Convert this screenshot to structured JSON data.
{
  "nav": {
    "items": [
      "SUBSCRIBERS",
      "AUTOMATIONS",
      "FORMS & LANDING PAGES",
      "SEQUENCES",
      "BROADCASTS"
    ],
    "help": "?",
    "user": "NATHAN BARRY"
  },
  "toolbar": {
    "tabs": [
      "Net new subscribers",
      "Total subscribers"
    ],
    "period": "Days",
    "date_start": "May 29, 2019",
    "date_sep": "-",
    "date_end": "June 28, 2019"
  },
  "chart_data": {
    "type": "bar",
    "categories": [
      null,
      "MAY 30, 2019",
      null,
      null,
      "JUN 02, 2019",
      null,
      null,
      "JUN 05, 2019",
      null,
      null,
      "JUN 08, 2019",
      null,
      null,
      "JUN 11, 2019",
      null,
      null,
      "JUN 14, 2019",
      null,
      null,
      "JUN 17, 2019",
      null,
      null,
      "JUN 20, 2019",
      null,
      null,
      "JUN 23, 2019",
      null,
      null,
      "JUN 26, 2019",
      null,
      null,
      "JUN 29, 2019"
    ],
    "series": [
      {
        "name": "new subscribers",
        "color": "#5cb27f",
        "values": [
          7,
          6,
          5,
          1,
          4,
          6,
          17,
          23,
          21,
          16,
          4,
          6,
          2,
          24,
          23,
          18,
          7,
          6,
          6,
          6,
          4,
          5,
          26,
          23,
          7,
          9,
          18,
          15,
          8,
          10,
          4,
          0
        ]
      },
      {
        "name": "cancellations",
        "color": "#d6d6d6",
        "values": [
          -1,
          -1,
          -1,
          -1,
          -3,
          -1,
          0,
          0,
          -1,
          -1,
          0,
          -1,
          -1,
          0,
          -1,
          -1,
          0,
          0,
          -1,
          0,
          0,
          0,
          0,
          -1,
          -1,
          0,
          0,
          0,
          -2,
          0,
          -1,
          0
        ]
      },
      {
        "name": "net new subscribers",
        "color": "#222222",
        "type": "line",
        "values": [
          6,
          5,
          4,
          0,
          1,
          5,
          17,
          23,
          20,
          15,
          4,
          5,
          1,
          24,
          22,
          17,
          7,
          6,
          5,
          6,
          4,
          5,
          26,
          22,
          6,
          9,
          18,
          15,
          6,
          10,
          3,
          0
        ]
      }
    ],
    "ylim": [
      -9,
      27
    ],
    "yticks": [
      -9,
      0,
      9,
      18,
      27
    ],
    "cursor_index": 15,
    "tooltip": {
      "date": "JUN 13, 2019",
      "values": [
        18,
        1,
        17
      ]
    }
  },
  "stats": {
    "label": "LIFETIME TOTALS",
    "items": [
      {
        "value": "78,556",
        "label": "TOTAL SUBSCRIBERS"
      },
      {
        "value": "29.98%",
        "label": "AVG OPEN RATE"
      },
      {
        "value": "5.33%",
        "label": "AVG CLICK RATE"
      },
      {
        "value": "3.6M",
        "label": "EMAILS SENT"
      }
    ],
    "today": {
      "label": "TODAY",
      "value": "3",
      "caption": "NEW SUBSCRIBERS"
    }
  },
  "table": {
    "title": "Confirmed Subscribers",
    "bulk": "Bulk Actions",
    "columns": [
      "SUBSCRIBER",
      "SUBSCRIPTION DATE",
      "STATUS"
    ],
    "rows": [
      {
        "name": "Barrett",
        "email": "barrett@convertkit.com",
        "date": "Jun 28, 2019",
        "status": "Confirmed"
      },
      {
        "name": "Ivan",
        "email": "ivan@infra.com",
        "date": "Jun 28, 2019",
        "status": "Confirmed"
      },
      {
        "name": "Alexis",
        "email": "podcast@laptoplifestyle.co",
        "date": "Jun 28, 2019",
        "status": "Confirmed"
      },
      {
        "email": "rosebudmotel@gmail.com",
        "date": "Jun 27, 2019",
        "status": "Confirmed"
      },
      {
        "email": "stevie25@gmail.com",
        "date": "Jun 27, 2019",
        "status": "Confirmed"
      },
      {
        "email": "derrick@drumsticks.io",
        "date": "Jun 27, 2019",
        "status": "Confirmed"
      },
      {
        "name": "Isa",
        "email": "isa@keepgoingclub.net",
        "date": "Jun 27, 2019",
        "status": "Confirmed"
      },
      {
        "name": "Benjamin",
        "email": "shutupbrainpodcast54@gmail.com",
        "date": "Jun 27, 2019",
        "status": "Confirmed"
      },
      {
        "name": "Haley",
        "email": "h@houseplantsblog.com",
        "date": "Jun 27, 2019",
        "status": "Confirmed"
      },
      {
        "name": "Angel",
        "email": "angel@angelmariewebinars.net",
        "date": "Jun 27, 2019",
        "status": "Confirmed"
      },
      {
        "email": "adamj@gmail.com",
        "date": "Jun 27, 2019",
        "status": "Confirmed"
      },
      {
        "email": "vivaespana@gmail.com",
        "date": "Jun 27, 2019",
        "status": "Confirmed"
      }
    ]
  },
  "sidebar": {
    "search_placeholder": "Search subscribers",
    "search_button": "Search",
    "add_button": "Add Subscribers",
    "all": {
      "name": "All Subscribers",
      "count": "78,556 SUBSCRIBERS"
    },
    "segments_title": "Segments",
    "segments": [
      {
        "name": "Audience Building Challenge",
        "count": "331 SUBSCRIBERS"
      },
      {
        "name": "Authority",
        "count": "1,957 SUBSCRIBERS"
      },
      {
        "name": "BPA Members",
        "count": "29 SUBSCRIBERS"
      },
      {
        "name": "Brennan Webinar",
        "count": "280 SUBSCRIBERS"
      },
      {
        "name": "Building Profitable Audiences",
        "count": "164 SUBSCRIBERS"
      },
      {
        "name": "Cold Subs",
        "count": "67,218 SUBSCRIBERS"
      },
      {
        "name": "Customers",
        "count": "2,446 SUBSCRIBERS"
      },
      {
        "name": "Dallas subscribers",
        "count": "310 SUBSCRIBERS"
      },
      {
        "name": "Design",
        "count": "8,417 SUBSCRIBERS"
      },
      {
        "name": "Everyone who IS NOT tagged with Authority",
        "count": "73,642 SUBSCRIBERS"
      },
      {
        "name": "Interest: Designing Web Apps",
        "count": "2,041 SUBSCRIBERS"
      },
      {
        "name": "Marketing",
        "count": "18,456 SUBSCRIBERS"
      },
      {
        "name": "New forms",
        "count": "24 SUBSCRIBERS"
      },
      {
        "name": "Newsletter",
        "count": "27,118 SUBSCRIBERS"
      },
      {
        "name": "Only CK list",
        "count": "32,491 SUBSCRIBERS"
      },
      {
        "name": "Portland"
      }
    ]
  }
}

--------------------

Work out how many lines of the data above contain the string "gmail" and give the number alone.

5